▸ **Instructions for the task**
Find all the lines with "vagy" and gather them.

▸ **Material for the task**
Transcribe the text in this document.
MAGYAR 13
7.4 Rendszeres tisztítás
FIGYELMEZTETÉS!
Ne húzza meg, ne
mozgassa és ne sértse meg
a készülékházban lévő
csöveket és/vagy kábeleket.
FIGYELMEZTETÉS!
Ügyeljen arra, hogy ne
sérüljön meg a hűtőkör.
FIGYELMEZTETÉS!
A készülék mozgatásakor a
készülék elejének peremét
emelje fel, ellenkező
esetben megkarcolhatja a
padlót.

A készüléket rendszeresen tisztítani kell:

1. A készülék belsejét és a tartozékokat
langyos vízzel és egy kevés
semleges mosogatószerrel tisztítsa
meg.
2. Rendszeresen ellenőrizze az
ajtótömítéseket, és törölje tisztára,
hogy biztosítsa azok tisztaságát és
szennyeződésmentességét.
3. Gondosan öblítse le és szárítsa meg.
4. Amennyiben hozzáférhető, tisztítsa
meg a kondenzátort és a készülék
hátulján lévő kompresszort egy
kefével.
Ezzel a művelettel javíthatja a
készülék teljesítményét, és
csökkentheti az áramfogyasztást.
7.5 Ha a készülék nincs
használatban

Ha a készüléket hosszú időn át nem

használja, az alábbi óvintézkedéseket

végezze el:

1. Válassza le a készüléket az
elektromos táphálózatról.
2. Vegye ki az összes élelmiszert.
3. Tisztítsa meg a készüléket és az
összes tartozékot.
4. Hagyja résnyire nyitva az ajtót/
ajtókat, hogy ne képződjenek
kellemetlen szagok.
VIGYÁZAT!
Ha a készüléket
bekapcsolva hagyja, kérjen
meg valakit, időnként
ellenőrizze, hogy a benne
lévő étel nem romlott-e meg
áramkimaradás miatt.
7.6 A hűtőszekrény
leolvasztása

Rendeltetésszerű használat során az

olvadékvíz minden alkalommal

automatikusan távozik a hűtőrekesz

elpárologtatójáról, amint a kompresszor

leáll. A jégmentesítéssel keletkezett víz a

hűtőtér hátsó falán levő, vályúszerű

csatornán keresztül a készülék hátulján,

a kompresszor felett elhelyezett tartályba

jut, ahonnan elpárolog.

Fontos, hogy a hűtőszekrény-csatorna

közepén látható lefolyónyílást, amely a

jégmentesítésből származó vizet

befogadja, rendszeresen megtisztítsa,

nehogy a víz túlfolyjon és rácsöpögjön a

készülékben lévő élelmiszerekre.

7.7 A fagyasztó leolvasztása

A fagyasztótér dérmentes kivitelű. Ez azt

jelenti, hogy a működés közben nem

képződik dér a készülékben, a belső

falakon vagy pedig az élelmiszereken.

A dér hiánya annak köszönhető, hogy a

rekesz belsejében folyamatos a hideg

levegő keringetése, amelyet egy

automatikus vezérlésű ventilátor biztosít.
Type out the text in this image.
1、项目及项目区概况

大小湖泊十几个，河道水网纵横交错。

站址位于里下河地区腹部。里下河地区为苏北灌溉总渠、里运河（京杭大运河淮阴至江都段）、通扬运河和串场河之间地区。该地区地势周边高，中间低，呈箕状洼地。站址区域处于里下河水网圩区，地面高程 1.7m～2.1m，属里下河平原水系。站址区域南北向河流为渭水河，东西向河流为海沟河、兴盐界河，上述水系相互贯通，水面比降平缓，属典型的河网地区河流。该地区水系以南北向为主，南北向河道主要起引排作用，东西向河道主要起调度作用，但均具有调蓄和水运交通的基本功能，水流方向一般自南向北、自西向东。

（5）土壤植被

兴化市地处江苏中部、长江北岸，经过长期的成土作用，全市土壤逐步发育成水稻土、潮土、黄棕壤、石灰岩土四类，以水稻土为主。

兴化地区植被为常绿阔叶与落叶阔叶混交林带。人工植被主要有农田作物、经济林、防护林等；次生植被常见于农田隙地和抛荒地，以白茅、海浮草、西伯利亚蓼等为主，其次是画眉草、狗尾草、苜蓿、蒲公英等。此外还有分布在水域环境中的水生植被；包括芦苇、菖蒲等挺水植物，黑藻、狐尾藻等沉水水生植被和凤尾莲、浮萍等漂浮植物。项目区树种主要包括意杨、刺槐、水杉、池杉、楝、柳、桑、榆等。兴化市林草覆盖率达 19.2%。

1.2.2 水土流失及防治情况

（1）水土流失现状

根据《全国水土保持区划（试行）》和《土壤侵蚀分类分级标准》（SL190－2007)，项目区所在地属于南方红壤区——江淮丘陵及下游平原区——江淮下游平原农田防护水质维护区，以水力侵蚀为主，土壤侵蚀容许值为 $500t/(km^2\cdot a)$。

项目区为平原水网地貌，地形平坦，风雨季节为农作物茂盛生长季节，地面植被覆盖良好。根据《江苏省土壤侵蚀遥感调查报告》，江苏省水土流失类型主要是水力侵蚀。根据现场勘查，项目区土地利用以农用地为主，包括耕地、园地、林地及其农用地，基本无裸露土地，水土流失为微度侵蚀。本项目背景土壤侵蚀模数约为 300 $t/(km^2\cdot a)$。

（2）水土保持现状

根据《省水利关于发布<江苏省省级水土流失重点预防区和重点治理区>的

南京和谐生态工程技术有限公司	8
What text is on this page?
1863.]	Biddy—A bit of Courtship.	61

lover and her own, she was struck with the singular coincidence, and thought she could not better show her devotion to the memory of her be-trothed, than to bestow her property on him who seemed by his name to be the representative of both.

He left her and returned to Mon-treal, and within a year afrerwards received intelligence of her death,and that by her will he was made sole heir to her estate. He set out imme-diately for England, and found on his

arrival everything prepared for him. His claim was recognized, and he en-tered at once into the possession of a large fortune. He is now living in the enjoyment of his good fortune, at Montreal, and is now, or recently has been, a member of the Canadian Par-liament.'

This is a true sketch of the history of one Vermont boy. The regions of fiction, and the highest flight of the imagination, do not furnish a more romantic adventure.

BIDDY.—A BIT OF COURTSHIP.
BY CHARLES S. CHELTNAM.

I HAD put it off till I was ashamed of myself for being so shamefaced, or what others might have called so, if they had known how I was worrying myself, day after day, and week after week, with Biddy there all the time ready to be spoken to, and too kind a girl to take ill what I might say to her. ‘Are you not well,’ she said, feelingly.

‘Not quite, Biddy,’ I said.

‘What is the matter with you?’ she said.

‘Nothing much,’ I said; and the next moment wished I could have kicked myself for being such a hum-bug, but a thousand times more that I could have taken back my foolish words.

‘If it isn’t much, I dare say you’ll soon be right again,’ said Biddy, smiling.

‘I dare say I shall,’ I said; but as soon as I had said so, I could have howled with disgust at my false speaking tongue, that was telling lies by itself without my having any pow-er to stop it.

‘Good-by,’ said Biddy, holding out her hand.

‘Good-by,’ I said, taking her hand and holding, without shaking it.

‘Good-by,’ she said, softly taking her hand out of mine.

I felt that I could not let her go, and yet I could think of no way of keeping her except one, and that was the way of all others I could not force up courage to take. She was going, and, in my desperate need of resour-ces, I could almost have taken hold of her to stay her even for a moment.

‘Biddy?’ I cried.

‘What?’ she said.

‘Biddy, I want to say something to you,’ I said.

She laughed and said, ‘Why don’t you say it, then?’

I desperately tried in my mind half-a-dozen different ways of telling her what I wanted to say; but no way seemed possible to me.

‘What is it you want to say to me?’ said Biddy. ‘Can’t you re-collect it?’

▸ **Task response**
csöveket és/vagy kábeleket.
falakon vagy pedig az élelmiszereken.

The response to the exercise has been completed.